* OBJECTIVE *
Write out every line of the rows below as a JSON list of strings, one string per line, and leave out any blank lines.

* MATERIALS PROVIDED *
Begin
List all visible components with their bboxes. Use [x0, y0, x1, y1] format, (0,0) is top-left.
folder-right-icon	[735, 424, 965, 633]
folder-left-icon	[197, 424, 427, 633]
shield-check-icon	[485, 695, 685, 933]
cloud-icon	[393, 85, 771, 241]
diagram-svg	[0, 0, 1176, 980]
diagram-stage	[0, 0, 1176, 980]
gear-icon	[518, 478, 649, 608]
End
* EXERCISE SOLUTION *
[
  "List all visible components with their bboxes. Use [x0, y0, x1, y1] format, (0,0) is top-left.",
  "folder-right-icon\t[735, 424, 965, 633]",
  "folder-left-icon\t[197, 424, 427, 633]",
  "shield-check-icon\t[485, 695, 685, 933]",
  "cloud-icon\t[393, 85, 771, 241]",
  "diagram-svg\t[0, 0, 1176, 980]",
  "diagram-stage\t[0, 0, 1176, 980]",
  "gear-icon\t[518, 478, 649, 608]"
]